Please retype the listing below line for line, with no changes.
-- Material provided start --
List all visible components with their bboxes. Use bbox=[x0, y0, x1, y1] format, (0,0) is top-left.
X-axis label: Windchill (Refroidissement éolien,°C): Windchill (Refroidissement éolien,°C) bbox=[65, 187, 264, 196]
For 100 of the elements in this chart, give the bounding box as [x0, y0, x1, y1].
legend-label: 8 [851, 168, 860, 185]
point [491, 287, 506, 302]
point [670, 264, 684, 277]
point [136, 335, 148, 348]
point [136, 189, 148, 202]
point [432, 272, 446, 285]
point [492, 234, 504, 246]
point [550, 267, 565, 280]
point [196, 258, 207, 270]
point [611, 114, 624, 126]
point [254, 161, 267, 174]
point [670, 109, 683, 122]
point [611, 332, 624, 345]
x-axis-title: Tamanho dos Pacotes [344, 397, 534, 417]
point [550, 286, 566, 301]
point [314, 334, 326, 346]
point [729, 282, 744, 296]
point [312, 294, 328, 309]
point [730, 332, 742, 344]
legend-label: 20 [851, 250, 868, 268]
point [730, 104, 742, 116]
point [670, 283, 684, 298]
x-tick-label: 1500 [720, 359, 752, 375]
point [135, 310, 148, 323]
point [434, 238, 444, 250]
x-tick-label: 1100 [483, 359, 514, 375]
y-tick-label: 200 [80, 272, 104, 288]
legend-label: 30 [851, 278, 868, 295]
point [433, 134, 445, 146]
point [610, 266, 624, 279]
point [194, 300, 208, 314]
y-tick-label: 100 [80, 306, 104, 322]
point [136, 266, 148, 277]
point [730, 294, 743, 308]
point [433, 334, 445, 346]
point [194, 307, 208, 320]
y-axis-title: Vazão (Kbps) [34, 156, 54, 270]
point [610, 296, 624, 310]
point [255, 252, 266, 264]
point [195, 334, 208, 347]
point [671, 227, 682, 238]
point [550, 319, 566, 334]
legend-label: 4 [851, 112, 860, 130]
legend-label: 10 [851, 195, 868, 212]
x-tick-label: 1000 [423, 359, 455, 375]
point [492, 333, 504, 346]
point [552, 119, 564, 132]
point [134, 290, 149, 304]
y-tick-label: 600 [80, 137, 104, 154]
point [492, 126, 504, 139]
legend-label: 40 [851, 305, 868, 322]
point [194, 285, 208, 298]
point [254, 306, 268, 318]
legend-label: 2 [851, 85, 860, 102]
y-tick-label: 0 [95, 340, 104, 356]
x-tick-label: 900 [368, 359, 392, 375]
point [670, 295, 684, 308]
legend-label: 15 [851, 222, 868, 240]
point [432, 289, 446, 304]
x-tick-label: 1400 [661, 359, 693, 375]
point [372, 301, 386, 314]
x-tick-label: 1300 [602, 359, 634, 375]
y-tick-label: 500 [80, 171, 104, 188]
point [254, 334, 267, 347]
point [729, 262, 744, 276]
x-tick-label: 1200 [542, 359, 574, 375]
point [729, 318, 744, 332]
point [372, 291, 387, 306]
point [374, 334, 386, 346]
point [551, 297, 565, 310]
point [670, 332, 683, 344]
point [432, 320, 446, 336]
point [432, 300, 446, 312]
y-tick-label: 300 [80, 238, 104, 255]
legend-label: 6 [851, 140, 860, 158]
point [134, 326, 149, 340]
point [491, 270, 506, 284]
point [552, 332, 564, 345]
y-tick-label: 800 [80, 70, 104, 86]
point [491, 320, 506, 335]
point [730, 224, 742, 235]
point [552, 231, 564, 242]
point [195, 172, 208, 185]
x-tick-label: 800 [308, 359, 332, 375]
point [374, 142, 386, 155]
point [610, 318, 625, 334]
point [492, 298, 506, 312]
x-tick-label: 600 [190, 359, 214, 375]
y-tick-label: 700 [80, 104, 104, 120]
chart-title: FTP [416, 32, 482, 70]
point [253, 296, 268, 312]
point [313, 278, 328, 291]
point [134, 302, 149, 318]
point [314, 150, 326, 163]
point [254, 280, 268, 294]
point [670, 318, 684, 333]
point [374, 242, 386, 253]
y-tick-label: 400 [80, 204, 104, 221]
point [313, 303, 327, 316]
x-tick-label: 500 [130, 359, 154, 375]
-- Material provided end --
**Task result**
List all visible components with their bboxes. Use bbox=[x0, y0, x1, y1] format, (0,0) is top-left.
X-axis label: Windchill (Refroidissement éolien,°C): Windchill (Refroidissement éolien,°C) bbox=[65, 187, 264, 196]
For 100 of the elements in this chart, give the bounding box as [x0, y0, x1, y1].
legend-label: 8 [851, 168, 860, 185]
point [491, 287, 506, 302]
point [670, 264, 684, 277]
point [136, 335, 148, 348]
point [136, 189, 148, 202]
point [432, 272, 446, 285]
point [492, 234, 504, 246]
point [550, 267, 565, 280]
point [196, 258, 207, 270]
point [611, 114, 624, 126]
point [254, 161, 267, 174]
point [670, 109, 683, 122]
point [611, 332, 624, 345]
x-axis-title: Tamanho dos Pacotes [344, 397, 534, 417]
point [550, 286, 566, 301]
point [314, 334, 326, 346]
point [729, 282, 744, 296]
point [312, 294, 328, 309]
point [730, 332, 742, 344]
legend-label: 20 [851, 250, 868, 268]
point [730, 104, 742, 116]
point [670, 283, 684, 298]
x-tick-label: 1500 [720, 359, 752, 375]
point [135, 310, 148, 323]
point [434, 238, 444, 250]
x-tick-label: 1100 [483, 359, 514, 375]
y-tick-label: 200 [80, 272, 104, 288]
legend-label: 30 [851, 278, 868, 295]
point [433, 134, 445, 146]
point [610, 266, 624, 279]
point [194, 300, 208, 314]
y-tick-label: 100 [80, 306, 104, 322]
point [136, 266, 148, 277]
point [730, 294, 743, 308]
point [433, 334, 445, 346]
point [194, 307, 208, 320]
y-axis-title: Vazão (Kbps) [34, 156, 54, 270]
point [610, 296, 624, 310]
point [255, 252, 266, 264]
point [195, 334, 208, 347]
point [671, 227, 682, 238]
point [550, 319, 566, 334]
legend-label: 4 [851, 112, 860, 130]
legend-label: 10 [851, 195, 868, 212]
x-tick-label: 1000 [423, 359, 455, 375]
point [492, 333, 504, 346]
point [552, 119, 564, 132]
point [134, 290, 149, 304]
y-tick-label: 600 [80, 137, 104, 154]
point [492, 126, 504, 139]
legend-label: 40 [851, 305, 868, 322]
point [194, 285, 208, 298]
point [254, 306, 268, 318]
legend-label: 2 [851, 85, 860, 102]
y-tick-label: 0 [95, 340, 104, 356]
x-tick-label: 900 [368, 359, 392, 375]
point [670, 295, 684, 308]
legend-label: 15 [851, 222, 868, 240]
point [432, 289, 446, 304]
x-tick-label: 1400 [661, 359, 693, 375]
point [372, 301, 386, 314]
x-tick-label: 1300 [602, 359, 634, 375]
y-tick-label: 500 [80, 171, 104, 188]
point [254, 334, 267, 347]
point [729, 262, 744, 276]
x-tick-label: 1200 [542, 359, 574, 375]
point [729, 318, 744, 332]
point [372, 291, 387, 306]
point [374, 334, 386, 346]
point [551, 297, 565, 310]
point [670, 332, 683, 344]
point [432, 320, 446, 336]
point [432, 300, 446, 312]
y-tick-label: 300 [80, 238, 104, 255]
legend-label: 6 [851, 140, 860, 158]
point [134, 326, 149, 340]
point [491, 270, 506, 284]
point [552, 332, 564, 345]
y-tick-label: 800 [80, 70, 104, 86]
point [491, 320, 506, 335]
point [730, 224, 742, 235]
point [552, 231, 564, 242]
point [195, 172, 208, 185]
x-tick-label: 800 [308, 359, 332, 375]
point [374, 142, 386, 155]
point [610, 318, 625, 334]
point [492, 298, 506, 312]
x-tick-label: 600 [190, 359, 214, 375]
y-tick-label: 700 [80, 104, 104, 120]
chart-title: FTP [416, 32, 482, 70]
point [253, 296, 268, 312]
point [313, 278, 328, 291]
point [134, 302, 149, 318]
point [314, 150, 326, 163]
point [254, 280, 268, 294]
point [670, 318, 684, 333]
point [374, 242, 386, 253]
y-tick-label: 400 [80, 204, 104, 221]
point [313, 303, 327, 316]
x-tick-label: 500 [130, 359, 154, 375]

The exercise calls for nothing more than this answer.